**TO DO:** Lines containing the word "initials" should be extracted in full.

Stored items from a collection:
——

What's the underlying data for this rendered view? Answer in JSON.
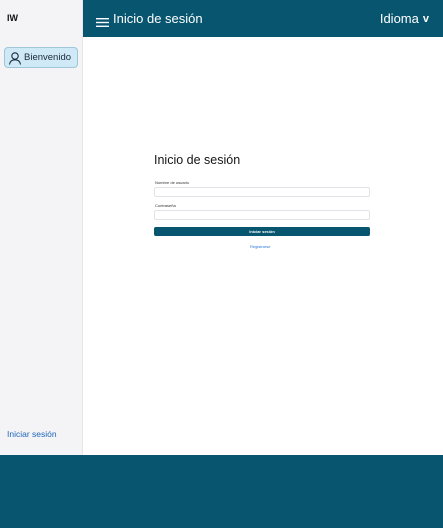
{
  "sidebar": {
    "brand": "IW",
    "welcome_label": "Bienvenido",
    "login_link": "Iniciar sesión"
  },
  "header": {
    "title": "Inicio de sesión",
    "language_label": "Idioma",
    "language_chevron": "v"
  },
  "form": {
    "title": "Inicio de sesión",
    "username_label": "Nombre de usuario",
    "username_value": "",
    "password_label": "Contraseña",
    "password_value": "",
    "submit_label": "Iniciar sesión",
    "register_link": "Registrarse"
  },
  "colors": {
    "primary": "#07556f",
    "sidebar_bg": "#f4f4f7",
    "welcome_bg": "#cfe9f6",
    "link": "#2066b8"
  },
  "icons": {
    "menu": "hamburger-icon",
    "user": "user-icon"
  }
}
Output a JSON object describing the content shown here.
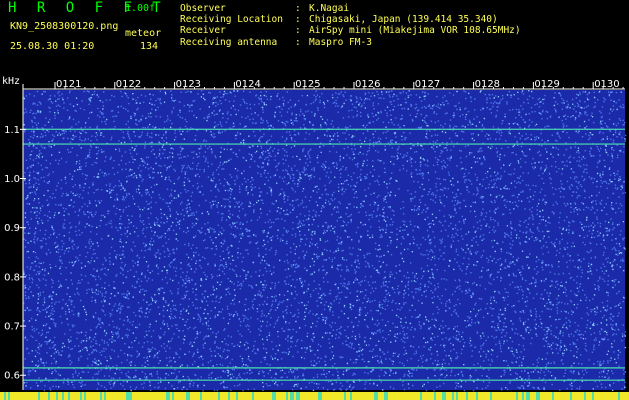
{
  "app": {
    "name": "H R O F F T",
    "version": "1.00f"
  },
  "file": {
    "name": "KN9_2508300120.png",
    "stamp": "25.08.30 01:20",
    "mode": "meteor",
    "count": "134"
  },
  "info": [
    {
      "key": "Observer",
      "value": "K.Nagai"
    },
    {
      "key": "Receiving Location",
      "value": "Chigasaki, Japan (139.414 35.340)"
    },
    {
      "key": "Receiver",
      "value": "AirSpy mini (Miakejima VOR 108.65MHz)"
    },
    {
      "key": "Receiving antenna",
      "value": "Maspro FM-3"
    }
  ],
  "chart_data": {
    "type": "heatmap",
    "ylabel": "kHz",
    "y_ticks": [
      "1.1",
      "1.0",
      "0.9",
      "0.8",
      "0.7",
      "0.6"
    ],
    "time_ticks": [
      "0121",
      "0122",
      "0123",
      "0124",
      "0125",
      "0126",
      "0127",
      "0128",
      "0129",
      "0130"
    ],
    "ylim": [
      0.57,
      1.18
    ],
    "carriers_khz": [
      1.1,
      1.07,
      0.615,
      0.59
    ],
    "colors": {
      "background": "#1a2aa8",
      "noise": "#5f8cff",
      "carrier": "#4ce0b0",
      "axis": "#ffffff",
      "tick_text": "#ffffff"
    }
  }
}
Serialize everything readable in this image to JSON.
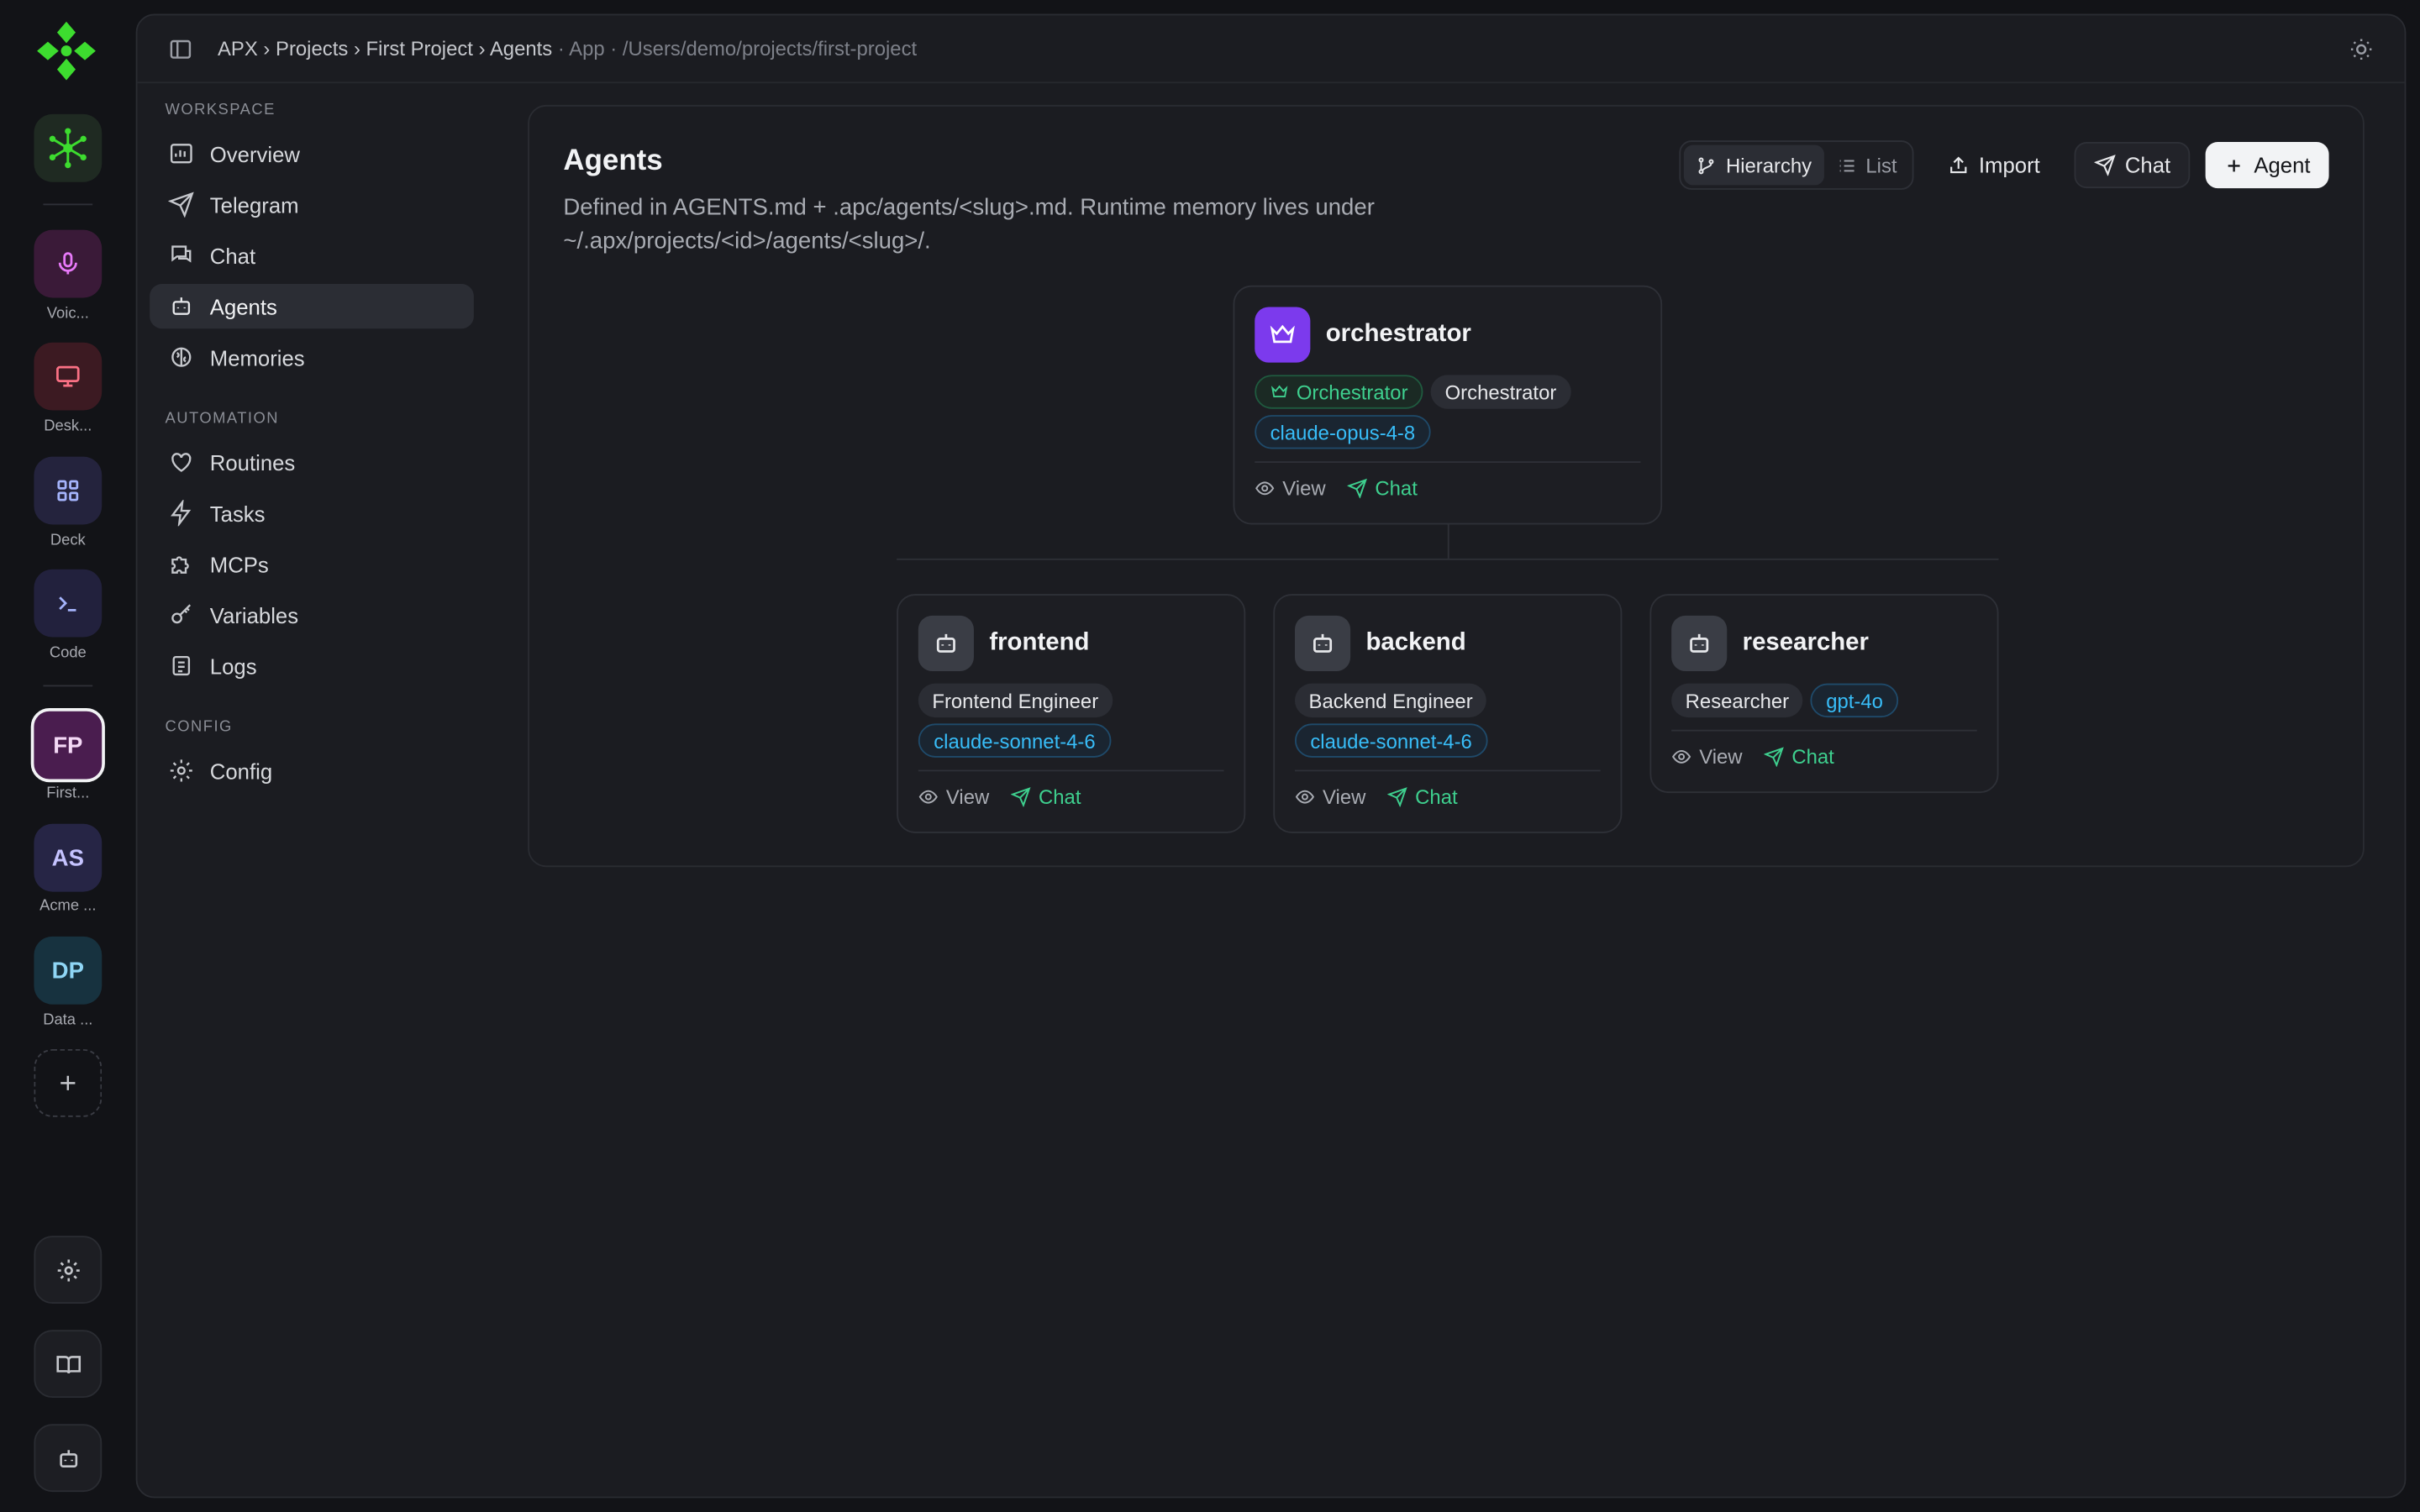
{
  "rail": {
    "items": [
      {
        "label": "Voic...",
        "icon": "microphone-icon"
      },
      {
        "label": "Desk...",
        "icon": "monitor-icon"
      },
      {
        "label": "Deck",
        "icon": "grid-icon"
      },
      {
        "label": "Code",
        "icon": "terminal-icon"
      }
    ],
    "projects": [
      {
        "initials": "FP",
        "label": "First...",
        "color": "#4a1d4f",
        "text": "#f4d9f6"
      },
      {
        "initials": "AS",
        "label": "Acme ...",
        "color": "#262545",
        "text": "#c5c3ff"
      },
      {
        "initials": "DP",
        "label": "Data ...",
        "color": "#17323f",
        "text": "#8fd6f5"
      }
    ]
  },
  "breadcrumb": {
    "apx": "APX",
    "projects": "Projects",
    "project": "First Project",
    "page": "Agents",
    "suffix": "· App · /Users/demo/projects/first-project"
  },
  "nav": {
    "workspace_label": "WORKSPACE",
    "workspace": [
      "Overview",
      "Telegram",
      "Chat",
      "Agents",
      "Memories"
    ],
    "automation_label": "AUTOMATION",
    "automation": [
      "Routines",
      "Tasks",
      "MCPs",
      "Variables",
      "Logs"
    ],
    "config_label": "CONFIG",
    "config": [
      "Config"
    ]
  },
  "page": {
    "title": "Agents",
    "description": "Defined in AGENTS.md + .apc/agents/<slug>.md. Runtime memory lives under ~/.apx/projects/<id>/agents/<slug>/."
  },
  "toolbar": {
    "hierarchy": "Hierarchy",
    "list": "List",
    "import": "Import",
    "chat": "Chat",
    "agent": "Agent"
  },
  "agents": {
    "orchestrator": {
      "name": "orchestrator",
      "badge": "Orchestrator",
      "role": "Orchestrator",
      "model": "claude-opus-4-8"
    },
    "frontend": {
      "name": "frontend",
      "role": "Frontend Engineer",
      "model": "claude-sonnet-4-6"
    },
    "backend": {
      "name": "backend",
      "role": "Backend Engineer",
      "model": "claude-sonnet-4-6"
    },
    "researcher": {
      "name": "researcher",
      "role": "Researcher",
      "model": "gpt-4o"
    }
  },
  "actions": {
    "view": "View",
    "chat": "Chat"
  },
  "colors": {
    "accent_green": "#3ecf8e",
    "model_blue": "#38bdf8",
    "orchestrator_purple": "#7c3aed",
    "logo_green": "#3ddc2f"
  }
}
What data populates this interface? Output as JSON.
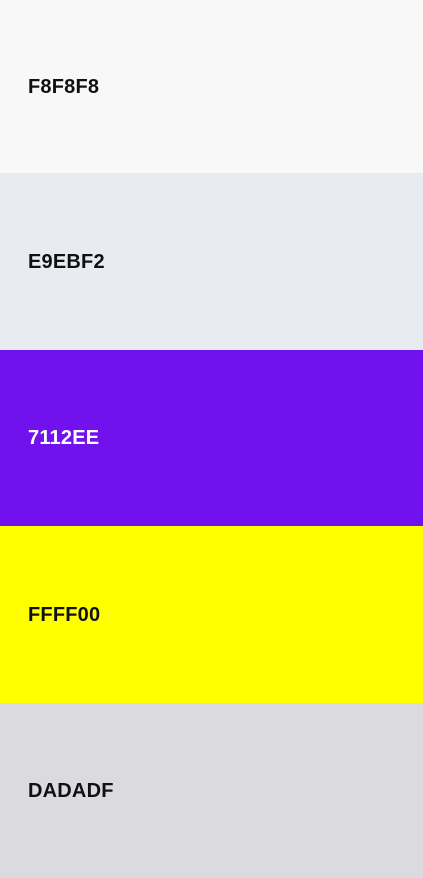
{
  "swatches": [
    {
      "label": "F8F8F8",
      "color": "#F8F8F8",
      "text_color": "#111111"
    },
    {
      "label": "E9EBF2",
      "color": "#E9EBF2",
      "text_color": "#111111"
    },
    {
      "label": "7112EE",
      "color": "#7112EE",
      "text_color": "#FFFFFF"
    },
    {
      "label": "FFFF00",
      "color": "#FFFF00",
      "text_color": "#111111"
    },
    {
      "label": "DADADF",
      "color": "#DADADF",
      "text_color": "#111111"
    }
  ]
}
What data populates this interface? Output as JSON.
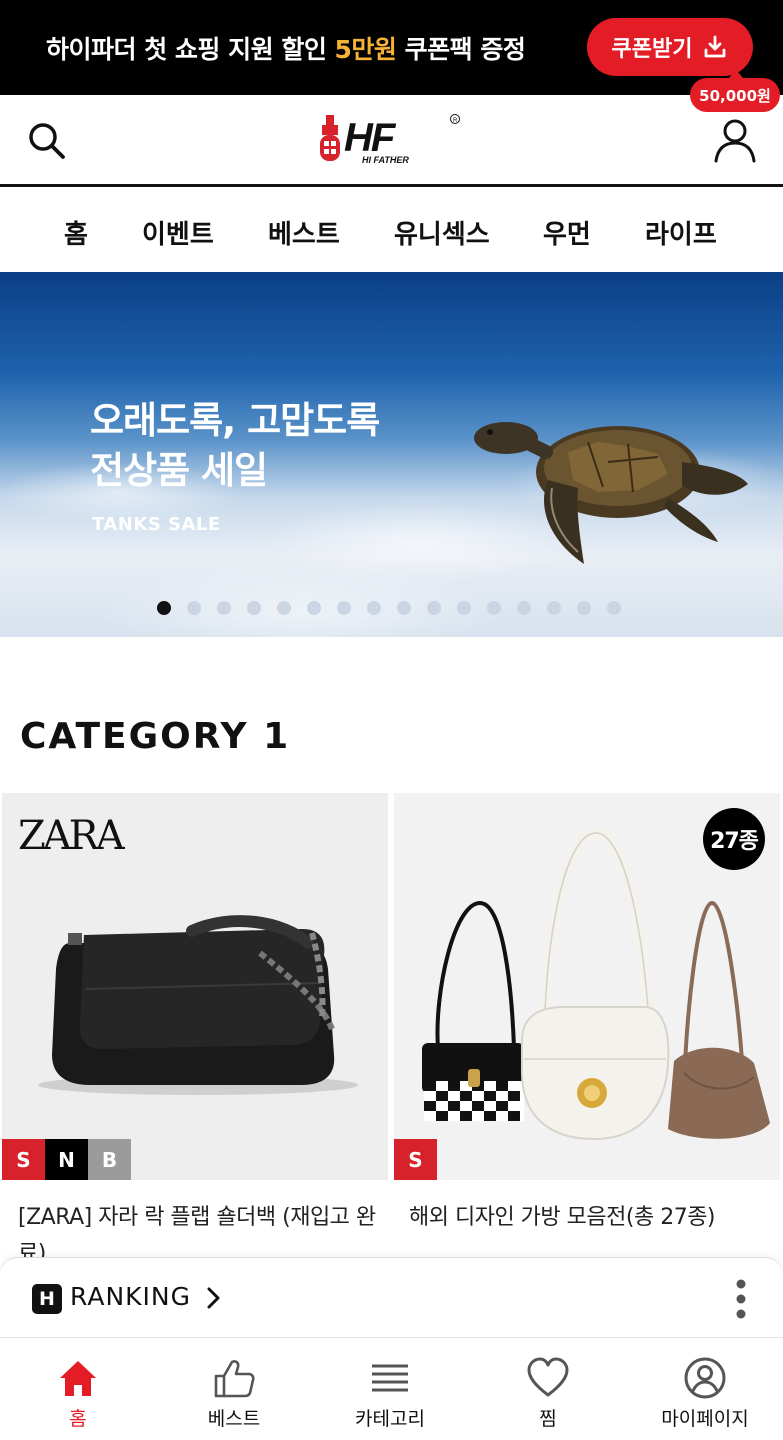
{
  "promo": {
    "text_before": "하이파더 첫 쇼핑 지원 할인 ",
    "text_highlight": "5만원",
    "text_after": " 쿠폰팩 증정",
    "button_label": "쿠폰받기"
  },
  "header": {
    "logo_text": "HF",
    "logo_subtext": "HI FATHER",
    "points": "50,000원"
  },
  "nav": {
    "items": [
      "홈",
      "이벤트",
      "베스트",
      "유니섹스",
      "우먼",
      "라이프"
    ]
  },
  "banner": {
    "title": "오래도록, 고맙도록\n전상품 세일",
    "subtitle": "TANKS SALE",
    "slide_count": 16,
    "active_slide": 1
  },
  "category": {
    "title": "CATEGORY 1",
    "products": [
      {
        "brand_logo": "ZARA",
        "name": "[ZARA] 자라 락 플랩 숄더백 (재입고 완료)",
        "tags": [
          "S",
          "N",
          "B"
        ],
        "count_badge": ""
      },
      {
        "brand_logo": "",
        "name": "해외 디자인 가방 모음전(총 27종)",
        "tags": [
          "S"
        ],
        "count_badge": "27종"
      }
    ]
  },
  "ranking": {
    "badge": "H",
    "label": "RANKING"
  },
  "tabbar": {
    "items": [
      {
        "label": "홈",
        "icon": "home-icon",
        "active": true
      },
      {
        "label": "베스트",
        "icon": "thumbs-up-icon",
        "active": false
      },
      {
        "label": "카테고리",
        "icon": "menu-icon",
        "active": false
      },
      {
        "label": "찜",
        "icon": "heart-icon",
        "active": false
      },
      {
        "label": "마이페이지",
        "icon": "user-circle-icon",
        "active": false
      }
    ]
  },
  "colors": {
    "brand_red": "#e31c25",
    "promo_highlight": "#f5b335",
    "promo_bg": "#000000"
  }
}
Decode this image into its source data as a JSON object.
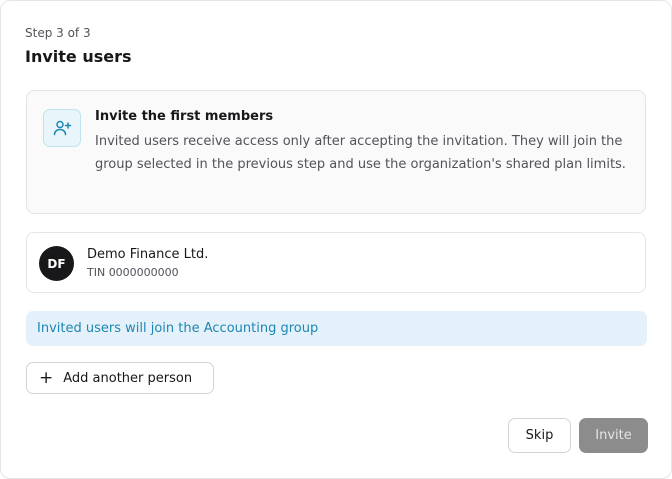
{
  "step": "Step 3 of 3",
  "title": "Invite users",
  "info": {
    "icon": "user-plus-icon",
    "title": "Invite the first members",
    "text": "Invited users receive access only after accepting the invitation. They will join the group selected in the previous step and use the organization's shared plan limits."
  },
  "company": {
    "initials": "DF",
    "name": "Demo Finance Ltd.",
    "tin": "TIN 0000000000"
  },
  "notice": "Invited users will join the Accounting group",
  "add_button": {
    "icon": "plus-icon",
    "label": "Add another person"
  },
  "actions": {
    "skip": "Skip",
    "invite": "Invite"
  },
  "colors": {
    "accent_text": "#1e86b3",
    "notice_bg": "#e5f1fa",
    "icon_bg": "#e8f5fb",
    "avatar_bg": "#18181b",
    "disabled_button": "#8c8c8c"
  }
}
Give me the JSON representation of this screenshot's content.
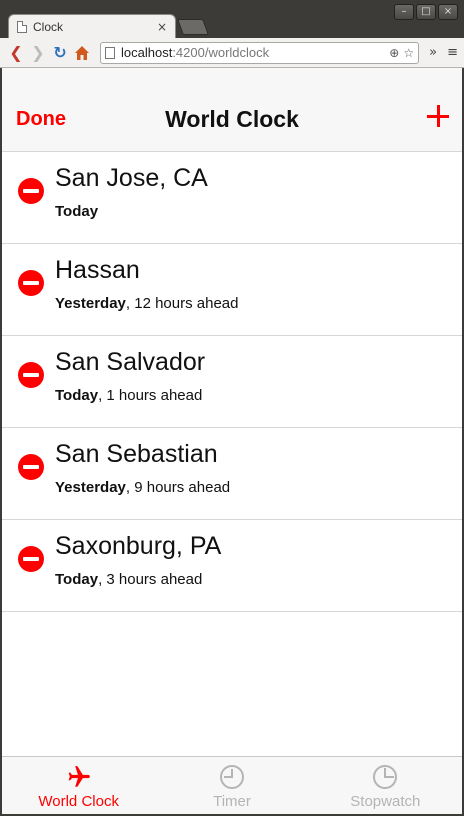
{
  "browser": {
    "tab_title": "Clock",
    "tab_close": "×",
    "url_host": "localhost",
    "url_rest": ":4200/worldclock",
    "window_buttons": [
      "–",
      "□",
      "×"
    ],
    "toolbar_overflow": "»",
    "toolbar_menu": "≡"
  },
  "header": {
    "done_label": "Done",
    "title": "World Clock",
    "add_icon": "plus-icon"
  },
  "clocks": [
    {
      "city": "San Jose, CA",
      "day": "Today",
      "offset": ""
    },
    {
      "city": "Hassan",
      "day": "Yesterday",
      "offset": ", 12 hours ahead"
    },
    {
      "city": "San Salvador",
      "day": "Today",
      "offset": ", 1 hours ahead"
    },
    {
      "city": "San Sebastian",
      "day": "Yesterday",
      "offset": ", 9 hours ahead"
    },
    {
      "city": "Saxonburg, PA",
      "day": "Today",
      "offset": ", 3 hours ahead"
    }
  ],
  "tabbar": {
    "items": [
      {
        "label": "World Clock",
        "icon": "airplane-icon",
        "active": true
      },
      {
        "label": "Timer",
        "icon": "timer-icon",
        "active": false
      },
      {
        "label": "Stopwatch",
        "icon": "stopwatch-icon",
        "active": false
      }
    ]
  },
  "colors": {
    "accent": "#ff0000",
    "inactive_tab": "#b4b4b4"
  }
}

——

**RESULT:**
        "initials": "FP",
        "initials": "AS",
        "initials": "DP",
    "initials": "DF",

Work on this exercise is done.